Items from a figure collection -
## BEGIN
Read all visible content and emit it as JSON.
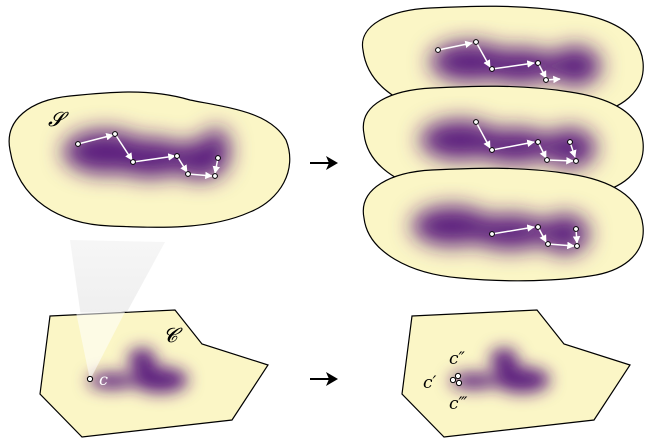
{
  "labels": {
    "set_s": "𝓢",
    "set_c_left": "𝓒",
    "point_c": "c",
    "point_c_prime": "c′",
    "point_c_double_prime": "c″",
    "point_c_triple_prime": "c‴"
  },
  "colors": {
    "region_fill": "#fbf6c6",
    "region_stroke": "#000000",
    "density_core": "#5b1e7e",
    "path_arrow": "#ffffff",
    "arrow": "#000000",
    "projection_cone": "#cfcfcf"
  },
  "icons": [
    "right-arrow-icon",
    "right-arrow-icon"
  ]
}
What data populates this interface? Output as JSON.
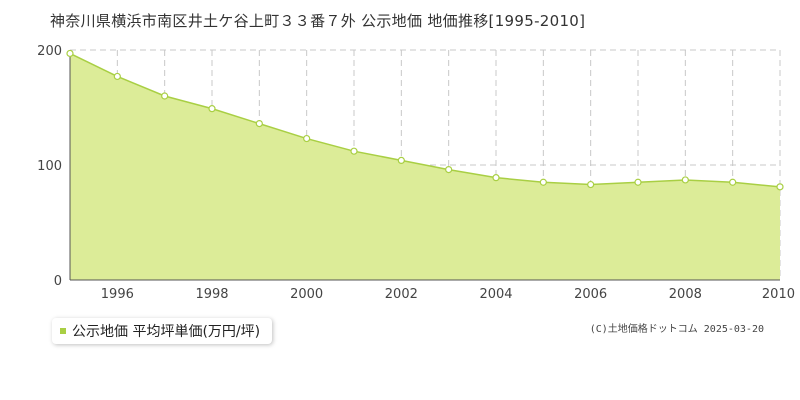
{
  "chart_data": {
    "type": "area",
    "title": "神奈川県横浜市南区井土ケ谷上町３３番７外 公示地価 地価推移[1995-2010]",
    "xlabel": "",
    "ylabel": "",
    "x": [
      1995,
      1996,
      1997,
      1998,
      1999,
      2000,
      2001,
      2002,
      2003,
      2004,
      2005,
      2006,
      2007,
      2008,
      2009,
      2010
    ],
    "series": [
      {
        "name": "公示地価 平均坪単価(万円/坪)",
        "values": [
          197,
          177,
          160,
          149,
          136,
          123,
          112,
          104,
          96,
          89,
          85,
          83,
          85,
          87,
          85,
          81
        ]
      }
    ],
    "x_tick_labels": [
      "1996",
      "1998",
      "2000",
      "2002",
      "2004",
      "2006",
      "2008",
      "2010"
    ],
    "y_tick_labels": [
      "0",
      "100",
      "200"
    ],
    "xlim": [
      1995,
      2010
    ],
    "ylim": [
      0,
      200
    ],
    "grid": true,
    "legend_position": "bottom-left",
    "colors": {
      "fill": "#dcec98",
      "line": "#a9cf44",
      "marker_fill": "#ffffff",
      "grid": "#c8c8c8",
      "axis": "#555555"
    }
  },
  "copyright": "(C)土地価格ドットコム 2025-03-20"
}
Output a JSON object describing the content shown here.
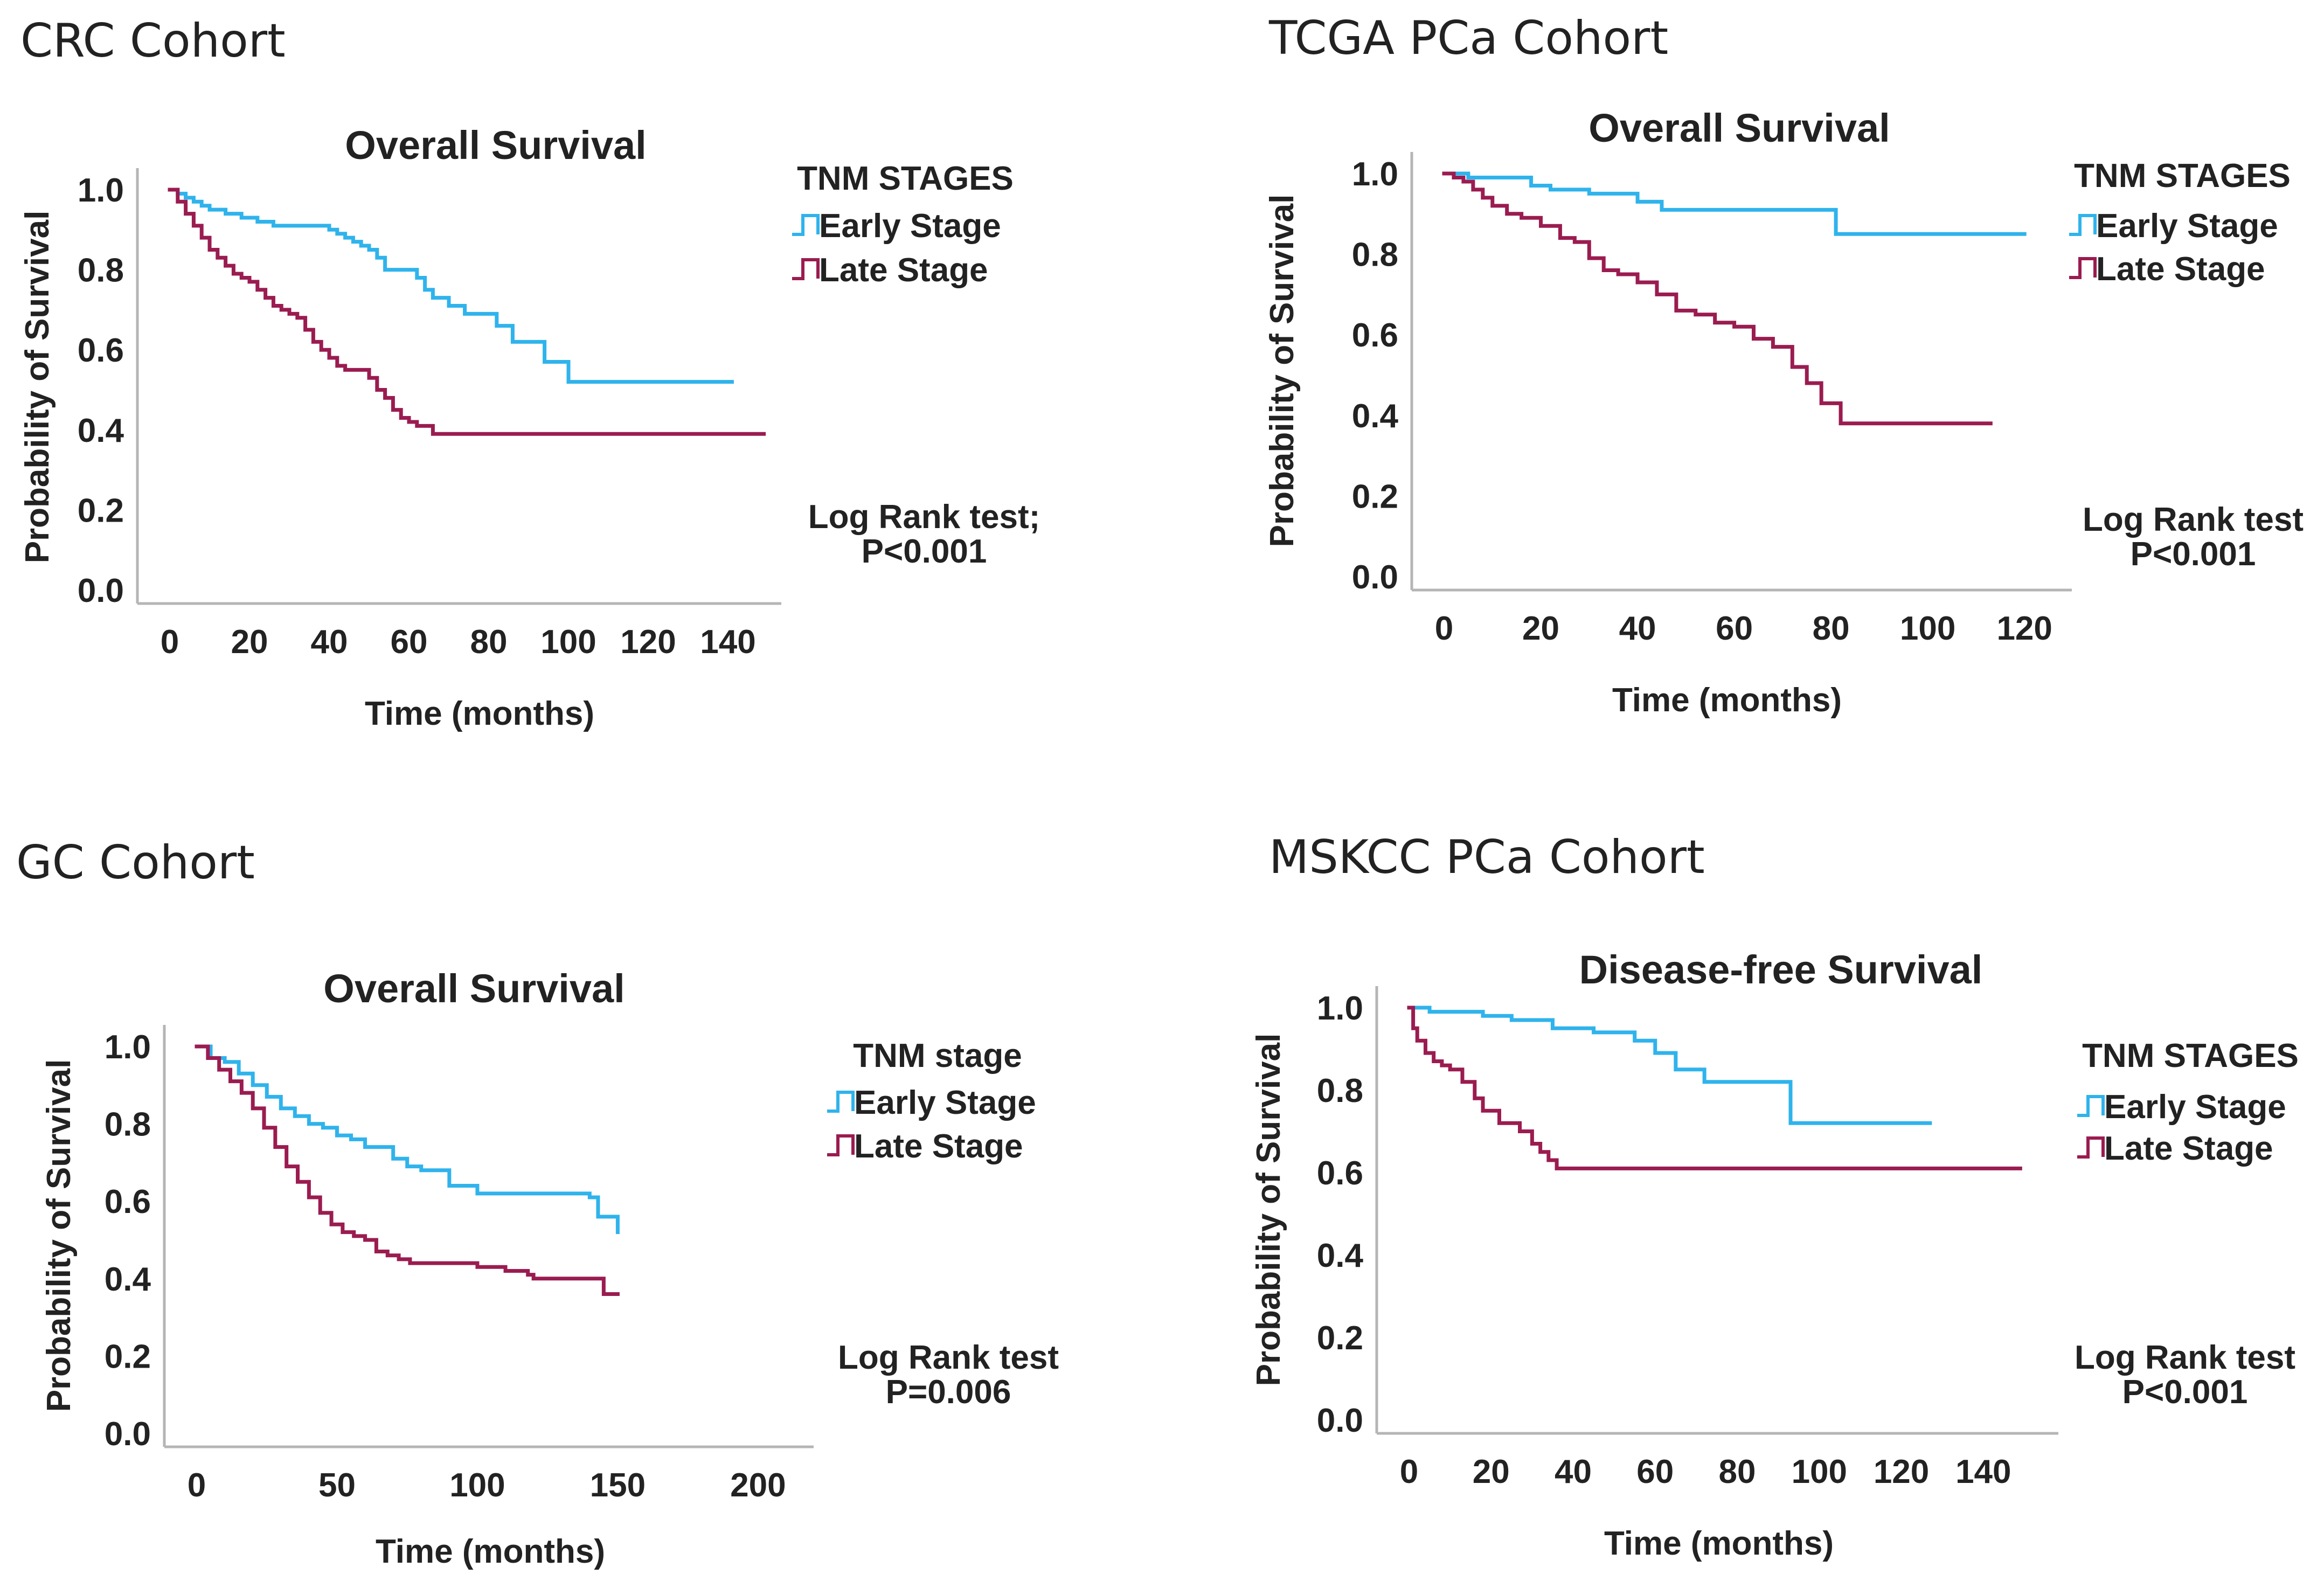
## END
Challenge - Copy each line from the data above that includes "Output".

Task response -
What data populates this interface? Output as JSON.
Output a JSON object describing the content shown here.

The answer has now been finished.